Todos los años se invierten millones de euros en mejorar viviendas unifamiliares para aumentar su valor en el mercado y posteriormente venderla o alquilarla, tratando de sacar el mayor beneficio posible de las mejoras realizadas. Pero ¿realmente vale la pena invertir tanto dinero en una vivienda para después no disfrutar de las obras?

Aquí van algunos ejemplos de proyectos ideados para aumentar el valor de las casas, según los datos proporcionados por Zaask

La puerta de entrada

En una vivienda unifamiliar, es importante que la puerta esté en buen estado a nivel estético y que garantice la seguridad en el hogar.

Tienes la posibilidad de comprar una puerta y contratar a un profesional que te la instale o dejar que realice todo el trabajo el profesional, incluida la adquisición de materiales. Esta segunda opción es más costosa que la primera, pero te ahorra tener que comprar la puerta y evita que puedas adquirir un producto que no se ajusta exactamente a lo que tu vivienda necesita.

Aislar la vivienda

Especialmente si en la parte del ático hay habitaciones o si se trata de una vivienda antigua. Una casa que esté bien aislada ahorra entre un 10% y un 50% en gastos de electricidad y calefacción y garantiza que la vivienda tenga una buena temperatura, tanto en los meses con más frío como en los más calurosos. Que la casa esté bien aislada es fundamental para que una persona desee comenzar a vivir en ella.

Cambiar la puerta del garaje

Las puertas de garaje de hoy en día son mucho más fuertes, seguras y aíslan mejor que las puertas construidas hace solo 15 años. Una nueva puerta funcionará mejor, dará más seguridad a la vivienda y hará el exterior de tu casa más atractivo.

Cambiar las ventanas

La sustitución de las ventanas no sólo mejora el valor de la vivienda, sino que le da muchos puntos al poder asegurar a la persona que la compre que el precio de la casa le asegura la mejor calidad y será recuperado con todo lo que se va a ahorrar en facturas.

========================

• _Qué harás_
[a] Resume en dos oraciones el texto sobre mejoras en viviendas unifamiliares.
[b] Prolonga el texto sobre mejoras en viviendas unifamiliares a partir de su última oración.
Los ítems no hacen falta para esta parte.

========================

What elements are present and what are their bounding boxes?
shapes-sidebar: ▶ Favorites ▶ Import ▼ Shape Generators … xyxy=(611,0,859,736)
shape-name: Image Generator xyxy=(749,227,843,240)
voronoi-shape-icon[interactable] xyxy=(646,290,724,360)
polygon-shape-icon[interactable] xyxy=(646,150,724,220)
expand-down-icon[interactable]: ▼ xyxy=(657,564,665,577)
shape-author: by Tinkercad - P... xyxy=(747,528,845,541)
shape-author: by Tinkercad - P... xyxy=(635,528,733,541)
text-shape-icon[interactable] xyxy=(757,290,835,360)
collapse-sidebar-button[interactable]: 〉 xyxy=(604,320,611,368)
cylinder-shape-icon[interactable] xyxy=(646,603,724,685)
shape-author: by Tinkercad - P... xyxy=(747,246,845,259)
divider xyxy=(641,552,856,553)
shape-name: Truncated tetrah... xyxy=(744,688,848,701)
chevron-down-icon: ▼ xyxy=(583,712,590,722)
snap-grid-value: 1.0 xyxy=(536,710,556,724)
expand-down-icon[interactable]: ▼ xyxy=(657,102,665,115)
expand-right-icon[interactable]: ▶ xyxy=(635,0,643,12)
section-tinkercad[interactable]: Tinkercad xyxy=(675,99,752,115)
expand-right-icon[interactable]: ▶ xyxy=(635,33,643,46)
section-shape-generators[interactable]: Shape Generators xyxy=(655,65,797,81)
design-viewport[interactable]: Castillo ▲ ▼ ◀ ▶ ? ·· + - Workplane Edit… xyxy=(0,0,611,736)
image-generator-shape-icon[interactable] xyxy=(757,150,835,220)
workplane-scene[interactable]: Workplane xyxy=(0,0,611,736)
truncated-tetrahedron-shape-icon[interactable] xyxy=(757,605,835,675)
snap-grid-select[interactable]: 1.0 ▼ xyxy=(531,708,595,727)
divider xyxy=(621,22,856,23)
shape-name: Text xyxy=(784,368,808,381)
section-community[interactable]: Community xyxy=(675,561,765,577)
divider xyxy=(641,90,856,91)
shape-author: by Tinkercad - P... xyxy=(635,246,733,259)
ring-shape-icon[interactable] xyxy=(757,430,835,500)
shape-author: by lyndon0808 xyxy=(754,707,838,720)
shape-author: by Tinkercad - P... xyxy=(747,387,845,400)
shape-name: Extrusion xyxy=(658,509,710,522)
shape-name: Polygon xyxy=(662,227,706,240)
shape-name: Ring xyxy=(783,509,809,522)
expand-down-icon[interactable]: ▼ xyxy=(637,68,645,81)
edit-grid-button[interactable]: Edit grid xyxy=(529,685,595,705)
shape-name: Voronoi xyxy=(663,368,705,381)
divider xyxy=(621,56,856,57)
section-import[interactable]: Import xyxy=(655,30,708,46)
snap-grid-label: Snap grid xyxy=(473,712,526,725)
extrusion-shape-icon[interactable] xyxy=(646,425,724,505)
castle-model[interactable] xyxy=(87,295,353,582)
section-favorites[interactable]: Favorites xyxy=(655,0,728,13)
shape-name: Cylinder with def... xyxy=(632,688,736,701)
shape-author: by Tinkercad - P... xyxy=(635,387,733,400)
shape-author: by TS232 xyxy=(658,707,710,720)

========================

• _Resultados del ejercicio_
[a] Cada año se invierten millones de euros en mejorar viviendas unifamiliares para venderlas o alquilarlas con el mayor beneficio posible, y el texto se pregunta si realmente vale la pena. Según datos de Zaask, entre los proyectos ideados para aumentar el valor de una casa figuran la puerta de entrada, el aislamiento de la vivienda, el cambio de la puerta del garaje y la sustitución de las ventanas.

[b]
Si has cambiado las ventanas hace poco, no está demás revisar que continúen aislando bien, realizando una revisión de mantenimiento, que puede incluir también el resto de la casa.

Pequeños cambios en la cocina

Que la casa tenga una buena cocina suele ser uno de los requisitos más solicitados por una persona que desea comprar una vivienda. Su reforma abarca tantos aspectos como te puedas imaginar y el presupuesto se podrá ajustar dependiendo de lo que desees mejorar.

Puedes hacer pequeños cambios (pero no por ello menos importantes) como cambiar los armarios, sustituir la encimera, instalar una placa de inducción, pintar la pared con algún color cálido o cambiar el suelo.

Arreglar el jardín

Si cuentas con un espacio exterior y últimamente has dejado de cuidarlo, ten en cuenta que el jardín es lo primero que se ve cuando alguien llega a la vivienda (a no ser que se encuentre en la parte trasera). Es fundamental que esté en buen estado, hace que la casa sea más acogedora y facilita el aprovechamiento del terreno del que se dispone.

Si es verano, no lo dudes y planta flores que den un toque de color y alegría al exterior de la vivienda. Un pequeño cambio puede conllevar una gran diferencia.